**TRECHO DO DOCUMENTO:**
____________

Mais uma vez o Brasil se despede de uma Copa do Mundo diante de uma seleção europeia. Em 2022, o carrasco foi a Croácia, nas quartas de final, após a disputa por penalidades. Agora, em 2026, a eliminação veio ainda mais cedo, nas oitavas de final, diante da Noruega comandada pelo “Cometa Viking” Haaland.
Após a partida, três fatores ficaram evidentes na análise sobre a queda da Seleção Brasileira.
O primeiro erro foi o pênalti desperdiçado, em um momento decisivo do confronto. Em partidas eliminatórias de Copa do Mundo, oportunidades perdidas costumam custar caro, e foi exatamente isso que aconteceu.
O segundo ponto foi a substituição de Rayan, jogador que fazia uma marcação individual eficiente sobre Haaland. A mudança desmontou o equilíbrio defensivo da equipe brasileira e deu mais liberdade ao atacante norueguês, que passou a ser ainda mais perigoso dentro da partida.
O terceiro fator foi a excessiva individualidade de Vini Jr. Em vários momentos, o atacante tentou resolver sozinho jogadas que pediam mais objetividade e coletividade. O futebol moderno exige equilíbrio entre talento individual e espírito coletivo, algo que faltou ao Brasil nos momentos mais importantes do jogo.
A eliminação brasileira deixa mais uma vez a sensação de que a Seleção possui talento, mas continua cometendo erros estratégicos e emocionais em partidas decisivas. Enquanto isso, a Noruega mostrou organização, disciplina tática e eficiência para avançar às quartas de final.
O sonho do hexacampeonato segue adiado.

____________

**QUESTÕES SOBRE O MATERIAL:**
1. Responda com base no texto sobre a eliminação do Brasil na Copa de 2026:
(a) Qual seleção eliminou o Brasil em 2022, e em que fase?
(b) Qual jogador brasileiro fazia a marcação individual sobre Haaland antes de ser substituído?
(c) O que a Noruega mostrou para avançar às quartas de final?
2. Reproduza o trecho do texto sobre a eliminação do Brasil que começa em “O segundo ponto” e segue até “dentro da partida.”.
Os registros têm origem em uma fonte diferente da do texto.

**DADOS FORNECIDOS:**

____________

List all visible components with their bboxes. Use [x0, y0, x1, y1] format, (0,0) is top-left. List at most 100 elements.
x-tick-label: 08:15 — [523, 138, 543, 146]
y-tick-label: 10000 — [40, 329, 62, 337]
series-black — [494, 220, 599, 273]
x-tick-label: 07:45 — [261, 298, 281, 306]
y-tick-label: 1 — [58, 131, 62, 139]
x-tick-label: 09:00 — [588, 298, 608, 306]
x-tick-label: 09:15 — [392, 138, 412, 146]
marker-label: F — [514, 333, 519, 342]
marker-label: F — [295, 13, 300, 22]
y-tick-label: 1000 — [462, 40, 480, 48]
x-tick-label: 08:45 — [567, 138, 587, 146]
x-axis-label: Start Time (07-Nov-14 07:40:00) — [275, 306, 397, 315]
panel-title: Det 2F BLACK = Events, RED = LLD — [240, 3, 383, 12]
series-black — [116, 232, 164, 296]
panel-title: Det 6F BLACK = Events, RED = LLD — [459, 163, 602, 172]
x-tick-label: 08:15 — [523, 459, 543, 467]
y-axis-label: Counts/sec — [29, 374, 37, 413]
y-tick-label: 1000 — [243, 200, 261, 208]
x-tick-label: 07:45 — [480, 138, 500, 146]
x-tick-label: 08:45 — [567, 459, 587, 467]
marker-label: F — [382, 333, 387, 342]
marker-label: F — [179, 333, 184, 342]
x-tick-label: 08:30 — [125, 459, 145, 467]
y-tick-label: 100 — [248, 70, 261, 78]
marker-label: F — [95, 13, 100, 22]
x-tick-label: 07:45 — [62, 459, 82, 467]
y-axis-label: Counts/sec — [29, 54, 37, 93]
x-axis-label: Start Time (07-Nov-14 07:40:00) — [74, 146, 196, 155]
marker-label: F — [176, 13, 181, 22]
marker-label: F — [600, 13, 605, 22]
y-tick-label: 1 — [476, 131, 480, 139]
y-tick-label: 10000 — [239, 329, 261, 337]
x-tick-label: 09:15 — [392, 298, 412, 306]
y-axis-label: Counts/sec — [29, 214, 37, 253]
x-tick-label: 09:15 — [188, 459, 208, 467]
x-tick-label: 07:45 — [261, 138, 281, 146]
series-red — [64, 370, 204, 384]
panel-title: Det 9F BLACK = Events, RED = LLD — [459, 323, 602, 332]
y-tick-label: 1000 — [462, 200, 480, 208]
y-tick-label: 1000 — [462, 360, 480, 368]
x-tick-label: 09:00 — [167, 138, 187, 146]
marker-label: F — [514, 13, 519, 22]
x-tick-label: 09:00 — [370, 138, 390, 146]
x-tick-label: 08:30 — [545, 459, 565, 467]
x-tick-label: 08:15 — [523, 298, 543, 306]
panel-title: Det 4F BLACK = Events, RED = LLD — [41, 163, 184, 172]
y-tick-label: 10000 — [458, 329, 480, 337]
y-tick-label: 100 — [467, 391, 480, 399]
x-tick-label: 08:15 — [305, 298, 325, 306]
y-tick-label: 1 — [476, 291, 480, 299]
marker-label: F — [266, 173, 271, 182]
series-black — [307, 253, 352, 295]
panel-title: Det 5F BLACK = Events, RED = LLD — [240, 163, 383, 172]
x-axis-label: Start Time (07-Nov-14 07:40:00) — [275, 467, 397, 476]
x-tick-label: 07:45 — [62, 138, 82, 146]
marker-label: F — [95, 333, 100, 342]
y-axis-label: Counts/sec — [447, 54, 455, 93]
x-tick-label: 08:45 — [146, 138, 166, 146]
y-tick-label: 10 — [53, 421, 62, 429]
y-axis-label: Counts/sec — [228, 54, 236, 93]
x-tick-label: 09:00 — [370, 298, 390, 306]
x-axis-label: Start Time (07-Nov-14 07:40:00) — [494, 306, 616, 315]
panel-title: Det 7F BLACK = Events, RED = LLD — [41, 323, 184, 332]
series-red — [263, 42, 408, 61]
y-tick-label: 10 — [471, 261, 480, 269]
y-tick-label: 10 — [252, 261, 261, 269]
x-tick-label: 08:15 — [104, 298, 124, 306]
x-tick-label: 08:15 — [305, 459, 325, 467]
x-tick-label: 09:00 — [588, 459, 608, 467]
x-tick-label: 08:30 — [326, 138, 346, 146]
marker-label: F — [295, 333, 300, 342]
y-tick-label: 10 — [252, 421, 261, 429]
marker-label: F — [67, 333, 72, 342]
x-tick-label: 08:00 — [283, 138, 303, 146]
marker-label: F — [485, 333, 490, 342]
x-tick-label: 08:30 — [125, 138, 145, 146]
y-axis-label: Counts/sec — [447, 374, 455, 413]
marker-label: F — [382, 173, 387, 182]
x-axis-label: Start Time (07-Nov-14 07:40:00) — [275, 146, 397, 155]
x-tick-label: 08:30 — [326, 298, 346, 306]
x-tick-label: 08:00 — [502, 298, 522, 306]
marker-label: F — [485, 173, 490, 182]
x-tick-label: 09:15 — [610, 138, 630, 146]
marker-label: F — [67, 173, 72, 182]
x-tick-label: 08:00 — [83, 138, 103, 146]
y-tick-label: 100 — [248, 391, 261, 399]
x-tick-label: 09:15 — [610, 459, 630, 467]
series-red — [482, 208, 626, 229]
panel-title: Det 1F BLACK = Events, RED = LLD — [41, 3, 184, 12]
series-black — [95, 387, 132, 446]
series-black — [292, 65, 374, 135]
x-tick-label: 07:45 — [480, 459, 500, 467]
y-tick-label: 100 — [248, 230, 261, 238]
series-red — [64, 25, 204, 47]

____________

**RESPOSTAS POR TAREFA:**
1.
(a) A Croácia, nas quartas de final, após a disputa por penalidades.
(b) Rayan.
(c) Organização, disciplina tática e eficiência.

2.
O segundo ponto foi a substituição de Rayan, jogador que fazia uma marcação individual eficiente sobre Haaland. A mudança desmontou o equilíbrio defensivo da equipe brasileira e deu mais liberdade ao atacante norueguês, que passou a ser ainda mais perigoso dentro da partida.